* [DIRECTIONS]
Transcribe the entries exactly; images are not part of the copy.

-- BEGIN INPUT RECORDS --

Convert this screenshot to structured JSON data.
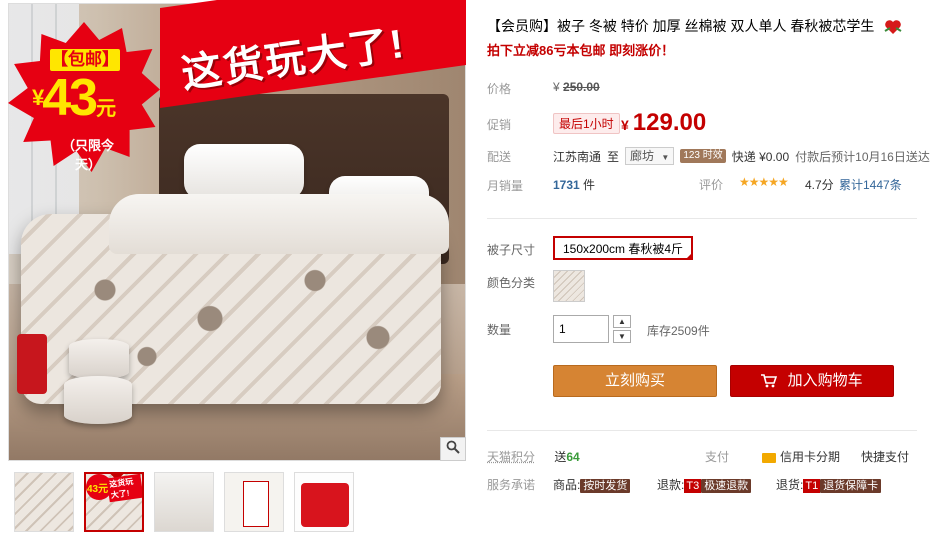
{
  "gallery": {
    "burst": {
      "top_label": "【包邮】",
      "currency": "¥",
      "price": "43",
      "unit": "元",
      "bottom_label": "（只限今天）"
    },
    "banner_text": "这货玩大了!",
    "zoom_icon": "magnifier-icon",
    "thumbnails": [
      {
        "name": "thumb-1"
      },
      {
        "name": "thumb-2",
        "mini_price": "43元",
        "mini_banner": "这货玩大了!"
      },
      {
        "name": "thumb-3"
      },
      {
        "name": "thumb-4"
      },
      {
        "name": "thumb-5"
      }
    ]
  },
  "product": {
    "title": "【会员购】被子 冬被 特价 加厚 丝棉被 双人单人 春秋被芯学生",
    "promo": "拍下立减86亏本包邮 即刻涨价！"
  },
  "price_block": {
    "original_label": "价格",
    "original_currency": "¥",
    "original_price": "250.00",
    "promo_label": "促销",
    "promo_badge": "最后1小时",
    "currency": "¥",
    "price": "129.00"
  },
  "shipping": {
    "label": "配送",
    "from": "江苏南通",
    "to_word": "至",
    "destination": "廊坊",
    "time_badge": "123 时效",
    "express": "快递 ¥0.00",
    "eta": "付款后预计10月16日送达"
  },
  "sales": {
    "label": "月销量",
    "count": "1731",
    "unit": "件",
    "rating_label": "评价",
    "stars": "★★★★★",
    "score": "4.7分",
    "reviews": "累计1447条"
  },
  "options": {
    "size_label": "被子尺寸",
    "size_selected": "150x200cm 春秋被4斤",
    "color_label": "颜色分类",
    "qty_label": "数量",
    "qty_value": "1",
    "stock": "库存2509件"
  },
  "actions": {
    "buy_now": "立刻购买",
    "add_cart": "加入购物车"
  },
  "extras": {
    "points_label": "天猫积分",
    "points_prefix": "送",
    "points_value": "64",
    "pay_label": "支付",
    "credit": "信用卡分期",
    "quick_pay": "快捷支付",
    "promise_label": "服务承诺",
    "goods_label": "商品:",
    "goods_tag": "按时发货",
    "refund_label": "退款:",
    "refund_prefix": "T3",
    "refund_tag": "极速退款",
    "return_label": "退货:",
    "return_prefix": "T1",
    "return_tag": "退货保障卡"
  },
  "colors": {
    "accent_red": "#c40000",
    "buy_orange": "#d68433",
    "link_blue": "#336699"
  }
}
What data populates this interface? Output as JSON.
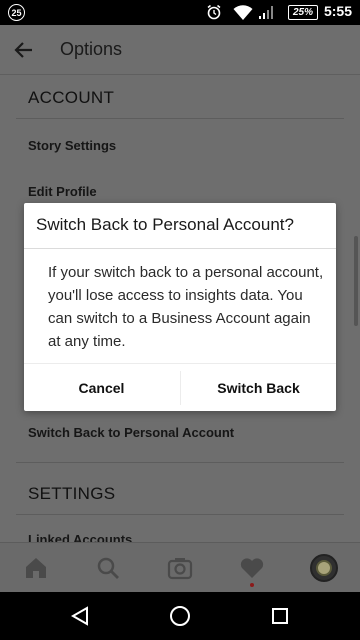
{
  "status_bar": {
    "notification_badge": "25",
    "battery": "25%",
    "time": "5:55",
    "icons": [
      "notification-badge-icon",
      "alarm-icon",
      "wifi-icon",
      "signal-icon",
      "battery-icon"
    ]
  },
  "header": {
    "title": "Options",
    "back_icon": "arrow-left-icon"
  },
  "sections": {
    "account_title": "ACCOUNT",
    "story_settings": "Story Settings",
    "edit_profile": "Edit Profile",
    "switch_back_item": "Switch Back to Personal Account",
    "settings_title": "SETTINGS",
    "linked_accounts": "Linked Accounts"
  },
  "dialog": {
    "title": "Switch Back to Personal Account?",
    "body": "If your switch back to a personal account, you'll lose access to insights data. You can switch to a Business Account again at any time.",
    "cancel_label": "Cancel",
    "confirm_label": "Switch Back"
  },
  "tab_bar": {
    "tabs": [
      "home-icon",
      "search-icon",
      "camera-icon",
      "heart-icon",
      "profile-avatar"
    ],
    "activity_dot_color": "#8b1a1a"
  },
  "nav_bar": {
    "buttons": [
      "back-triangle-icon",
      "home-circle-icon",
      "recents-square-icon"
    ]
  },
  "colors": {
    "dim_background": "#6e6e6e",
    "dialog_background": "#ffffff"
  }
}
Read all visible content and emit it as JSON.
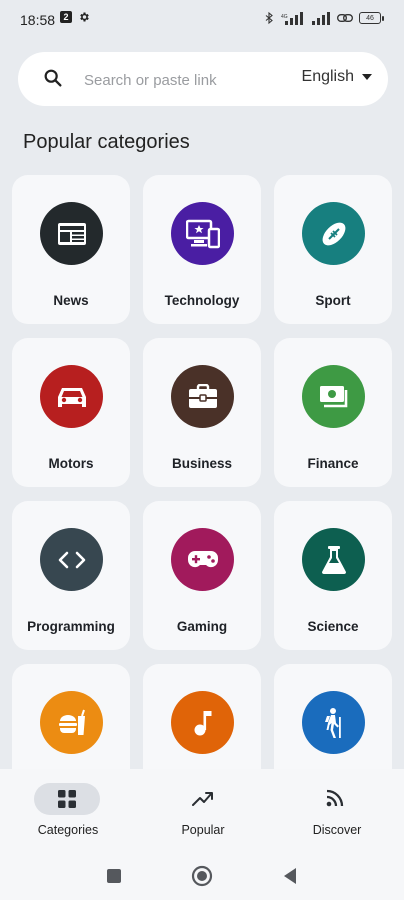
{
  "status_bar": {
    "time": "18:58",
    "badge": "2",
    "battery": "46"
  },
  "search": {
    "placeholder": "Search or paste link",
    "value": "",
    "language": "English"
  },
  "section_title": "Popular categories",
  "categories": [
    {
      "label": "News",
      "icon": "newspaper-icon",
      "color": "#23292c"
    },
    {
      "label": "Technology",
      "icon": "devices-icon",
      "color": "#4a1ea3"
    },
    {
      "label": "Sport",
      "icon": "football-icon",
      "color": "#177f7f"
    },
    {
      "label": "Motors",
      "icon": "car-icon",
      "color": "#b71f1f"
    },
    {
      "label": "Business",
      "icon": "briefcase-icon",
      "color": "#4a3128"
    },
    {
      "label": "Finance",
      "icon": "money-icon",
      "color": "#3e9a44"
    },
    {
      "label": "Programming",
      "icon": "code-icon",
      "color": "#374750"
    },
    {
      "label": "Gaming",
      "icon": "gamepad-icon",
      "color": "#a11a5c"
    },
    {
      "label": "Science",
      "icon": "flask-icon",
      "color": "#0d5f50"
    },
    {
      "label": "",
      "icon": "fastfood-icon",
      "color": "#ec8c12"
    },
    {
      "label": "",
      "icon": "music-note-icon",
      "color": "#e06408"
    },
    {
      "label": "",
      "icon": "hiking-icon",
      "color": "#1a6cbd"
    }
  ],
  "bottom_nav": [
    {
      "label": "Categories",
      "icon": "grid-icon",
      "active": true
    },
    {
      "label": "Popular",
      "icon": "trending-icon",
      "active": false
    },
    {
      "label": "Discover",
      "icon": "rss-icon",
      "active": false
    }
  ]
}
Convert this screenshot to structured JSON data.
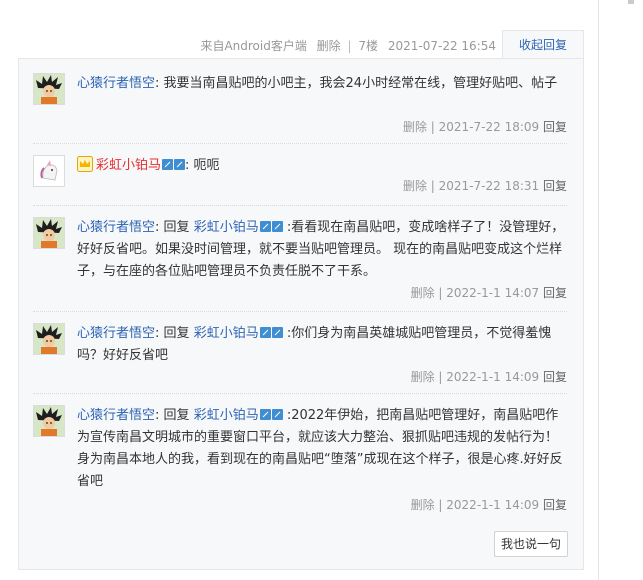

-- END INPUT RECORDS --

* [ANSWER TO THE TASK]
Convert this screenshot to structured JSON data.
{
  "gallery": {
    "burst": {
      "top_label": "【包邮】",
      "currency": "¥",
      "price": "43",
      "unit": "元",
      "bottom_label": "（只限今天）"
    },
    "banner_text": "这货玩大了!",
    "zoom_icon": "magnifier-icon",
    "thumbnails": [
      {
        "name": "thumb-1"
      },
      {
        "name": "thumb-2",
        "mini_price": "43元",
        "mini_banner": "这货玩大了!"
      },
      {
        "name": "thumb-3"
      },
      {
        "name": "thumb-4"
      },
      {
        "name": "thumb-5"
      }
    ]
  },
  "product": {
    "title": "【会员购】被子 冬被 特价 加厚 丝棉被 双人单人 春秋被芯学生",
    "promo": "拍下立减86亏本包邮 即刻涨价！"
  },
  "price_block": {
    "original_label": "价格",
    "original_currency": "¥",
    "original_price": "250.00",
    "promo_label": "促销",
    "promo_badge": "最后1小时",
    "currency": "¥",
    "price": "129.00"
  },
  "shipping": {
    "label": "配送",
    "from": "江苏南通",
    "to_word": "至",
    "destination": "廊坊",
    "time_badge": "123 时效",
    "express": "快递 ¥0.00",
    "eta": "付款后预计10月16日送达"
  },
  "sales": {
    "label": "月销量",
    "count": "1731",
    "unit": "件",
    "rating_label": "评价",
    "stars": "★★★★★",
    "score": "4.7分",
    "reviews": "累计1447条"
  },
  "options": {
    "size_label": "被子尺寸",
    "size_selected": "150x200cm 春秋被4斤",
    "color_label": "颜色分类",
    "qty_label": "数量",
    "qty_value": "1",
    "stock": "库存2509件"
  },
  "actions": {
    "buy_now": "立刻购买",
    "add_cart": "加入购物车"
  },
  "extras": {
    "points_label": "天猫积分",
    "points_prefix": "送",
    "points_value": "64",
    "pay_label": "支付",
    "credit": "信用卡分期",
    "quick_pay": "快捷支付",
    "promise_label": "服务承诺",
    "goods_label": "商品:",
    "goods_tag": "按时发货",
    "refund_label": "退款:",
    "refund_prefix": "T3",
    "refund_tag": "极速退款",
    "return_label": "退货:",
    "return_prefix": "T1",
    "return_tag": "退货保障卡"
  },
  "colors": {
    "accent_red": "#c40000",
    "buy_orange": "#d68433",
    "link_blue": "#336699"
  }
}
What data populates this interface? Output as JSON.
{
  "status_bar": {
    "notification_badge": "25",
    "battery": "25%",
    "time": "5:55",
    "icons": [
      "notification-badge-icon",
      "alarm-icon",
      "wifi-icon",
      "signal-icon",
      "battery-icon"
    ]
  },
  "header": {
    "title": "Options",
    "back_icon": "arrow-left-icon"
  },
  "sections": {
    "account_title": "ACCOUNT",
    "story_settings": "Story Settings",
    "edit_profile": "Edit Profile",
    "switch_back_item": "Switch Back to Personal Account",
    "settings_title": "SETTINGS",
    "linked_accounts": "Linked Accounts"
  },
  "dialog": {
    "title": "Switch Back to Personal Account?",
    "body": "If your switch back to a personal account, you'll lose access to insights data. You can switch to a Business Account again at any time.",
    "cancel_label": "Cancel",
    "confirm_label": "Switch Back"
  },
  "tab_bar": {
    "tabs": [
      "home-icon",
      "search-icon",
      "camera-icon",
      "heart-icon",
      "profile-avatar"
    ],
    "activity_dot_color": "#8b1a1a"
  },
  "nav_bar": {
    "buttons": [
      "back-triangle-icon",
      "home-circle-icon",
      "recents-square-icon"
    ]
  },
  "colors": {
    "dim_background": "#6e6e6e",
    "dialog_background": "#ffffff"
  }
}
Read all visible content and emit it as JSON.
{
  "status_bar": {
    "time": "18:58",
    "badge": "2",
    "battery": "46"
  },
  "search": {
    "placeholder": "Search or paste link",
    "value": "",
    "language": "English"
  },
  "section_title": "Popular categories",
  "categories": [
    {
      "label": "News",
      "icon": "newspaper-icon",
      "color": "#23292c"
    },
    {
      "label": "Technology",
      "icon": "devices-icon",
      "color": "#4a1ea3"
    },
    {
      "label": "Sport",
      "icon": "football-icon",
      "color": "#177f7f"
    },
    {
      "label": "Motors",
      "icon": "car-icon",
      "color": "#b71f1f"
    },
    {
      "label": "Business",
      "icon": "briefcase-icon",
      "color": "#4a3128"
    },
    {
      "label": "Finance",
      "icon": "money-icon",
      "color": "#3e9a44"
    },
    {
      "label": "Programming",
      "icon": "code-icon",
      "color": "#374750"
    },
    {
      "label": "Gaming",
      "icon": "gamepad-icon",
      "color": "#a11a5c"
    },
    {
      "label": "Science",
      "icon": "flask-icon",
      "color": "#0d5f50"
    },
    {
      "label": "",
      "icon": "fastfood-icon",
      "color": "#ec8c12"
    },
    {
      "label": "",
      "icon": "music-note-icon",
      "color": "#e06408"
    },
    {
      "label": "",
      "icon": "hiking-icon",
      "color": "#1a6cbd"
    }
  ],
  "bottom_nav": [
    {
      "label": "Categories",
      "icon": "grid-icon",
      "active": true
    },
    {
      "label": "Popular",
      "icon": "trending-icon",
      "active": false
    },
    {
      "label": "Discover",
      "icon": "rss-icon",
      "active": false
    }
  ]
}
Convert this screenshot to structured JSON data.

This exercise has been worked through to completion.